* _Task instructions_:
Extract the text of each entry below exactly, leaving every image behind.

--- Begin Information supplied ---

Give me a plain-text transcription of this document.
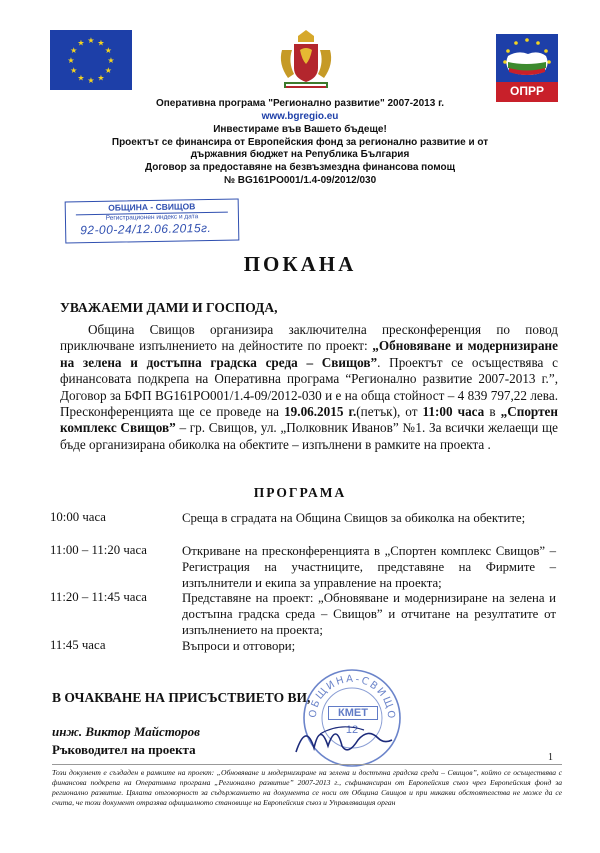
★ ★
★
★
★
★
★
★
★
★
★
★
ОПРР
Оперативна програма "Регионално развитие" 2007-2013 г.
www.bgregio.eu
Инвестираме във Вашето бъдеще!
Проектът се финансира от Европейския фонд за регионално развитие и от
държавния бюджет на Република България
Договор за предоставяне на безвъзмездна финансова помощ
№ BG161PO001/1.4-09/2012/030
ОБЩИНА - СВИЩОВ
Регистрационен индекс и дата
92-00-24/12.06.2015г.
ПОКАНА
УВАЖАЕМИ ДАМИ И ГОСПОДА,
Община Свищов организира заключителна пресконференция по повод приключване изпълнението на дейностите по проект: „Обновяване и модернизиране на зелена и достъпна градска среда – Свищов”. Проектът се осъществява с финансовата подкрепа на Оперативна програма “Регионално развитие 2007-2013 г.”, Договор за БФП BG161PO001/1.4-09/2012-030 и е на обща стойност – 4 839 797,22 лева. Пресконференцията ще се проведе на 19.06.2015 г.(петък), от 11:00 часа в „Спортен комплекс Свищов” – гр. Свищов, ул. „Полковник Иванов” №1. За всички желаещи ще бъде организирана обиколка на обектите – изпълнени в рамките на проекта .
ПРОГРАМА
10:00 часа	Среща в сградата на Община Свищов за обиколка на обектите;
11:00 – 11:20 часа	Откриване на пресконференцията в „Спортен комплекс Свищов” – Регистрация на участниците, представяне на Фирмите – изпълнители и екипа за управление на проекта;
11:20 – 11:45 часа	Представяне на проект: „Обновяване и модернизиране на зелена и достъпна градска среда – Свищов” и отчитане на резултатите от изпълнението на проекта;
11:45 часа	Въпроси и отговори;
В ОЧАКВАНЕ НА ПРИСЪСТВИЕТО ВИ,
ОБЩИНА-СВИЩО
КМЕТ
12
инж. Виктор Майсторов
Ръководител на проекта
1
Този документ е създаден в рамките на проект: „Обновяване и модернизиране на зелена и достъпна градска среда – Свищов”, който се осъществява с финансова подкрепа на Оперативна програма „Регионално развитие” 2007-2013 г., съфинансиран от Европейския съюз чрез Европейския фонд за регионално развитие. Цялата отговорност за съдържанието на документа се носи от Община Свищов и при никакви обстоятелства не може да се счита, че този документ отразява официалното становище на Европейския съюз и Управляващия орган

--- End Information supplied ---

* _Written solution_:
Give me a plain-text transcription of this document.
★ ★
★
★
★
★
★
★
★
★
★
★
ОПРР
Оперативна програма "Регионално развитие" 2007-2013 г.
www.bgregio.eu
Инвестираме във Вашето бъдеще!
Проектът се финансира от Европейския фонд за регионално развитие и от
държавния бюджет на Република България
Договор за предоставяне на безвъзмездна финансова помощ
№ BG161PO001/1.4-09/2012/030
ОБЩИНА - СВИЩОВ
Регистрационен индекс и дата
92-00-24/12.06.2015г.
ПОКАНА
УВАЖАЕМИ ДАМИ И ГОСПОДА,
Община Свищов организира заключителна пресконференция по повод приключване изпълнението на дейностите по проект: „Обновяване и модернизиране на зелена и достъпна градска среда – Свищов”. Проектът се осъществява с финансовата подкрепа на Оперативна програма “Регионално развитие 2007-2013 г.”, Договор за БФП BG161PO001/1.4-09/2012-030 и е на обща стойност – 4 839 797,22 лева. Пресконференцията ще се проведе на 19.06.2015 г.(петък), от 11:00 часа в „Спортен комплекс Свищов” – гр. Свищов, ул. „Полковник Иванов” №1. За всички желаещи ще бъде организирана обиколка на обектите – изпълнени в рамките на проекта .
ПРОГРАМА
10:00 часа	Среща в сградата на Община Свищов за обиколка на обектите;
11:00 – 11:20 часа	Откриване на пресконференцията в „Спортен комплекс Свищов” – Регистрация на участниците, представяне на Фирмите – изпълнители и екипа за управление на проекта;
11:20 – 11:45 часа	Представяне на проект: „Обновяване и модернизиране на зелена и достъпна градска среда – Свищов” и отчитане на резултатите от изпълнението на проекта;
11:45 часа	Въпроси и отговори;
В ОЧАКВАНЕ НА ПРИСЪСТВИЕТО ВИ,
ОБЩИНА-СВИЩО
КМЕТ
12
инж. Виктор Майсторов
Ръководител на проекта
1
Този документ е създаден в рамките на проект: „Обновяване и модернизиране на зелена и достъпна градска среда – Свищов”, който се осъществява с финансова подкрепа на Оперативна програма „Регионално развитие” 2007-2013 г., съфинансиран от Европейския съюз чрез Европейския фонд за регионално развитие. Цялата отговорност за съдържанието на документа се носи от Община Свищов и при никакви обстоятелства не може да се счита, че този документ отразява официалното становище на Европейския съюз и Управляващия орган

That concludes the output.